(Layout annotation records)
====
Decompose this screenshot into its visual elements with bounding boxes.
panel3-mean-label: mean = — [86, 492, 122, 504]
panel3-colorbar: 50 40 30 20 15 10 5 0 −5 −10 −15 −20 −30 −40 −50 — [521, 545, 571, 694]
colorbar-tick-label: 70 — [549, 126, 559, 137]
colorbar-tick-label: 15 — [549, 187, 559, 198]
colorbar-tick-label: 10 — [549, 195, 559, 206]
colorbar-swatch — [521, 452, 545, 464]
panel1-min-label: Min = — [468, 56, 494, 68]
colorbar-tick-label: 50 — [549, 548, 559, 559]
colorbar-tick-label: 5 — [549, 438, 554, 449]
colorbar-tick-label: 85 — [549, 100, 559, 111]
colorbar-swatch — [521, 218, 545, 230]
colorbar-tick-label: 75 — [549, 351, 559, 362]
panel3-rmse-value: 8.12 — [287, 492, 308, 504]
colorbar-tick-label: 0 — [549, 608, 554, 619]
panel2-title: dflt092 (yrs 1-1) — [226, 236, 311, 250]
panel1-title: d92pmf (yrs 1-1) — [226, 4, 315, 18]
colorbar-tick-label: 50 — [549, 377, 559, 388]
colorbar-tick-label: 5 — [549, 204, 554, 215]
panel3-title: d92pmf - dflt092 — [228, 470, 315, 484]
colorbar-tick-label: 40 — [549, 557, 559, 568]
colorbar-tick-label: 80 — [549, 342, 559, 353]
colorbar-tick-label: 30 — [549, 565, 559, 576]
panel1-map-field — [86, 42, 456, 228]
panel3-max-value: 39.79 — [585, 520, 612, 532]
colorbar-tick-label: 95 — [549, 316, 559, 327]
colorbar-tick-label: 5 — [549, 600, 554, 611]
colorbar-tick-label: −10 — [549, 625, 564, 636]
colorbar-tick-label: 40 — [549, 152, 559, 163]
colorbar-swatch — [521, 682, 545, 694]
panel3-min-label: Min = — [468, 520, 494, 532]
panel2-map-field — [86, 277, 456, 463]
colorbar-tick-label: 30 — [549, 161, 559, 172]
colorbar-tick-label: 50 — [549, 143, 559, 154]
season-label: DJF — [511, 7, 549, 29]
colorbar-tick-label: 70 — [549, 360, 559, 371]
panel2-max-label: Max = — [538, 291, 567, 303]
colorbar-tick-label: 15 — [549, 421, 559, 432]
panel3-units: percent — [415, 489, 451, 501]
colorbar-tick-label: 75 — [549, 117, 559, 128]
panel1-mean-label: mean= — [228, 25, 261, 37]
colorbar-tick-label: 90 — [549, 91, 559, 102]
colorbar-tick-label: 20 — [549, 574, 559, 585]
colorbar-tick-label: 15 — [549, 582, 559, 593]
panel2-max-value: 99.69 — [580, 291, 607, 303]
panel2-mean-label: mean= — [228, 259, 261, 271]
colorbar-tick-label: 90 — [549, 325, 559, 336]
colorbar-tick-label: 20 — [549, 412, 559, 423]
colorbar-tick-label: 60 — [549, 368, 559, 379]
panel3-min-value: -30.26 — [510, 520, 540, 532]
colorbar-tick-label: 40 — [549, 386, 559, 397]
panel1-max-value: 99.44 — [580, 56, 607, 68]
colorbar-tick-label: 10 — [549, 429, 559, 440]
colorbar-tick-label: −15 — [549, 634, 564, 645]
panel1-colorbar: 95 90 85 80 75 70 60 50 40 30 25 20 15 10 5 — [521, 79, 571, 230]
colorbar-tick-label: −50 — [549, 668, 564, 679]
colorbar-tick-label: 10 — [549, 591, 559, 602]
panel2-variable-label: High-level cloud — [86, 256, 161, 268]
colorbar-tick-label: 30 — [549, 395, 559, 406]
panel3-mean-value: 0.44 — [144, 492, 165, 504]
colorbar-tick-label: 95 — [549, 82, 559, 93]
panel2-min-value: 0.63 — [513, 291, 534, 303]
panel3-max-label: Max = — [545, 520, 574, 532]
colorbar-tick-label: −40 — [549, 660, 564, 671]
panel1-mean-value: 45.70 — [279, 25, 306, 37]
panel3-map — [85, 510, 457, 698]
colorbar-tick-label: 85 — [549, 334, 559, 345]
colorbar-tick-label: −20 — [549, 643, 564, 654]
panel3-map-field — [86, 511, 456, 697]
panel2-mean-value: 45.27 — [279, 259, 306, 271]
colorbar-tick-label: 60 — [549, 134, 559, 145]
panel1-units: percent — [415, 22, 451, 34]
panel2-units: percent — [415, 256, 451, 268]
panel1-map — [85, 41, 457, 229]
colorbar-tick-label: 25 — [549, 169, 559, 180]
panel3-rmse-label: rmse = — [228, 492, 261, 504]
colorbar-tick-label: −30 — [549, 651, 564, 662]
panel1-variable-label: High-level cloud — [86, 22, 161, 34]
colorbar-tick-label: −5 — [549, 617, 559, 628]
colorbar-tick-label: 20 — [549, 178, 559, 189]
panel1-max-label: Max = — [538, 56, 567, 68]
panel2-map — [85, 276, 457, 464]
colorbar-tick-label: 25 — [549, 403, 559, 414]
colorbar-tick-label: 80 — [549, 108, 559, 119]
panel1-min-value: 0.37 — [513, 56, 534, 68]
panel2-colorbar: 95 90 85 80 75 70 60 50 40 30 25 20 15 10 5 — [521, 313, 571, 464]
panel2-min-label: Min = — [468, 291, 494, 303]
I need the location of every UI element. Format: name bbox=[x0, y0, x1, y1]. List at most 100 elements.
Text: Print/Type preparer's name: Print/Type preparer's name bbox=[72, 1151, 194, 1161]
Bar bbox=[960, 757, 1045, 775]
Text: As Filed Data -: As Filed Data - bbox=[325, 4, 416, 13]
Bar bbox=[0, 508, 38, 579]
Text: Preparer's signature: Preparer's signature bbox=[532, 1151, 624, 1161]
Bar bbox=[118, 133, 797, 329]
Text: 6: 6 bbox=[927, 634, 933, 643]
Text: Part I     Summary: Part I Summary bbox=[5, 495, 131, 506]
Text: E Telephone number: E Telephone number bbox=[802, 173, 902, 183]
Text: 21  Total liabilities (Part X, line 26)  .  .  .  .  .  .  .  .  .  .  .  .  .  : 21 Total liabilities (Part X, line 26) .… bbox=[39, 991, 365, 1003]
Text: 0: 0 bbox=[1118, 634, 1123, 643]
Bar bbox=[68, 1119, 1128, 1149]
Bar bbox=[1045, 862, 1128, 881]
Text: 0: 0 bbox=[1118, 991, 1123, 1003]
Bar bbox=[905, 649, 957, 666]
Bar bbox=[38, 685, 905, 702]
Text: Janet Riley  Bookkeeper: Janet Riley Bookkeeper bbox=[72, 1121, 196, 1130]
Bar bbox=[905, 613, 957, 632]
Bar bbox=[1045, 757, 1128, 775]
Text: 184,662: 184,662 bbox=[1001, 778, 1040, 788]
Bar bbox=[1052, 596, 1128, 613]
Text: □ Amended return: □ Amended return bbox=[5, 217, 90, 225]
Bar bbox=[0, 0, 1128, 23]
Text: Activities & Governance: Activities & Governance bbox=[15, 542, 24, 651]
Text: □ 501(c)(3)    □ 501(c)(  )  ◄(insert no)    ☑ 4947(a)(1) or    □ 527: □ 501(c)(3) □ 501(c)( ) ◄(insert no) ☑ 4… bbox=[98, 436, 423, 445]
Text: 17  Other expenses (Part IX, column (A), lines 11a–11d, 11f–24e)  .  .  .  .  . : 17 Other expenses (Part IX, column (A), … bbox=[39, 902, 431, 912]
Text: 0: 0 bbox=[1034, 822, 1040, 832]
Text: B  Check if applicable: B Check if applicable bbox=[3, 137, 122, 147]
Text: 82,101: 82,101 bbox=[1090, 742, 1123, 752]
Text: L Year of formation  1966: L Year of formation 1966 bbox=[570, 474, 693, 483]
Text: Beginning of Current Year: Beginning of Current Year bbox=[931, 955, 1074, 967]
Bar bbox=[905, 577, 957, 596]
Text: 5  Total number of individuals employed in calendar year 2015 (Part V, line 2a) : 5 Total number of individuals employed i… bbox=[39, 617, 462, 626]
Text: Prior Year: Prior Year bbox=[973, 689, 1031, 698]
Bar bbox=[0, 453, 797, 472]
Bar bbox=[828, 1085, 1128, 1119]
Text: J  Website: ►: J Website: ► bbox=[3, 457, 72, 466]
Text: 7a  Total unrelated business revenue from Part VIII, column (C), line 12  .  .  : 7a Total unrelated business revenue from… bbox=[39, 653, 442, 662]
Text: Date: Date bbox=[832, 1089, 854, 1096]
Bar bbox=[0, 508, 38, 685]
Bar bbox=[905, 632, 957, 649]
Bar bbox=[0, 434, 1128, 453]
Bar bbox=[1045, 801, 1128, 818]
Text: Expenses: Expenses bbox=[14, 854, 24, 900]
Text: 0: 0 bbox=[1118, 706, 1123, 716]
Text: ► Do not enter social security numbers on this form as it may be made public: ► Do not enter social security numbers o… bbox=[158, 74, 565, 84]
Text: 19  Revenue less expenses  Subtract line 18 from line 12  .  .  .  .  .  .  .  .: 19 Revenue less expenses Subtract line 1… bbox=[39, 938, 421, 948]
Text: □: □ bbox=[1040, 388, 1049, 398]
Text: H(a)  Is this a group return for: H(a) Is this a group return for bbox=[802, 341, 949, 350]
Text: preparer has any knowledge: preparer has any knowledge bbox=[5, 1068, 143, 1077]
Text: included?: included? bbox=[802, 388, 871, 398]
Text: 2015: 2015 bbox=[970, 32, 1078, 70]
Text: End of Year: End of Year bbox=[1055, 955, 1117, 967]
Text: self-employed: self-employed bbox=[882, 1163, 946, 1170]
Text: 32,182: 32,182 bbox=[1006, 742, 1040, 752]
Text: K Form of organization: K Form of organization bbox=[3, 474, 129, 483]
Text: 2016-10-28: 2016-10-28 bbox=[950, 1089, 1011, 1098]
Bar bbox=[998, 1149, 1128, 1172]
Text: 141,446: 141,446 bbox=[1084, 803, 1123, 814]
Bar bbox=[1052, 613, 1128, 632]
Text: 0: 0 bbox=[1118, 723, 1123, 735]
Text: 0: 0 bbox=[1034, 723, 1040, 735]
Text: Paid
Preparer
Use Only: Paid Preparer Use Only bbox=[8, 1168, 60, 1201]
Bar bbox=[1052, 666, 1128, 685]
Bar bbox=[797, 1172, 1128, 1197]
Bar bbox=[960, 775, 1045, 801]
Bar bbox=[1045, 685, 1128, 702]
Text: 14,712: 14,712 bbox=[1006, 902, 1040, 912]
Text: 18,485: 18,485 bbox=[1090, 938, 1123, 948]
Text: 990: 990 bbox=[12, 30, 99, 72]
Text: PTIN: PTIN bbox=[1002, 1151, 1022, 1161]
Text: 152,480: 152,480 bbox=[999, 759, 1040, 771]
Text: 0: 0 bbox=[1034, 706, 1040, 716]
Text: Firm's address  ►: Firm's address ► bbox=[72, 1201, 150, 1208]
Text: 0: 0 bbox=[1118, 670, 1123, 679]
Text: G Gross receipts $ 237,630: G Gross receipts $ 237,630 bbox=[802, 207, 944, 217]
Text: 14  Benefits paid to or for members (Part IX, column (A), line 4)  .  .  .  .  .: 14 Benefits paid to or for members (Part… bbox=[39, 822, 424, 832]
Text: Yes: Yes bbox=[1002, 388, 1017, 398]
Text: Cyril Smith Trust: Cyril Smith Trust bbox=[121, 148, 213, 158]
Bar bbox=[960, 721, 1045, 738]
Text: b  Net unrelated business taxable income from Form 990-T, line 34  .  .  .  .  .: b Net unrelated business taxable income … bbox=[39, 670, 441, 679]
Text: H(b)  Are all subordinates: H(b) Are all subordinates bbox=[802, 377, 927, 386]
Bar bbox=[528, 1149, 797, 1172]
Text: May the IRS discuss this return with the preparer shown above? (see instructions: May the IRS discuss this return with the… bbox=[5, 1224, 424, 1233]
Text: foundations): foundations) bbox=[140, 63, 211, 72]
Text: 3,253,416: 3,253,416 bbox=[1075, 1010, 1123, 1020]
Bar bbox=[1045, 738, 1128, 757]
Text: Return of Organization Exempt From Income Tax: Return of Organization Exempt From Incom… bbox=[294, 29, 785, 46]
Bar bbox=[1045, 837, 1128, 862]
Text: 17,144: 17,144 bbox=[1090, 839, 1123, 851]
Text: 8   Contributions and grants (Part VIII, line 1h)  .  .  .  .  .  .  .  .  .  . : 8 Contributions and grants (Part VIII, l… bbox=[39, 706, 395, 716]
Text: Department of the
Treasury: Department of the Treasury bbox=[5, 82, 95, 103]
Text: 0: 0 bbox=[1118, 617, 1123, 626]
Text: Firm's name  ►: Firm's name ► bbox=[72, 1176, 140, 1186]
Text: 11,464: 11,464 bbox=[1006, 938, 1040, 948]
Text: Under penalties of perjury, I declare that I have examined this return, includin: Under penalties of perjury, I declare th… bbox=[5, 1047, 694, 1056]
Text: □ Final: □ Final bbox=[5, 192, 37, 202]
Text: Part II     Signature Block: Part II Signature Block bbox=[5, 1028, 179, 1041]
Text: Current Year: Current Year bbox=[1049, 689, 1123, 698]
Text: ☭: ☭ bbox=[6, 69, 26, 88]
====
*Goal of the exercise*:
Extract every line of the records that contains the string "swatch", matching case exactly.

*Reply*:
colorbar-swatch — [521, 452, 545, 464]
colorbar-swatch — [521, 218, 545, 230]
colorbar-swatch — [521, 682, 545, 694]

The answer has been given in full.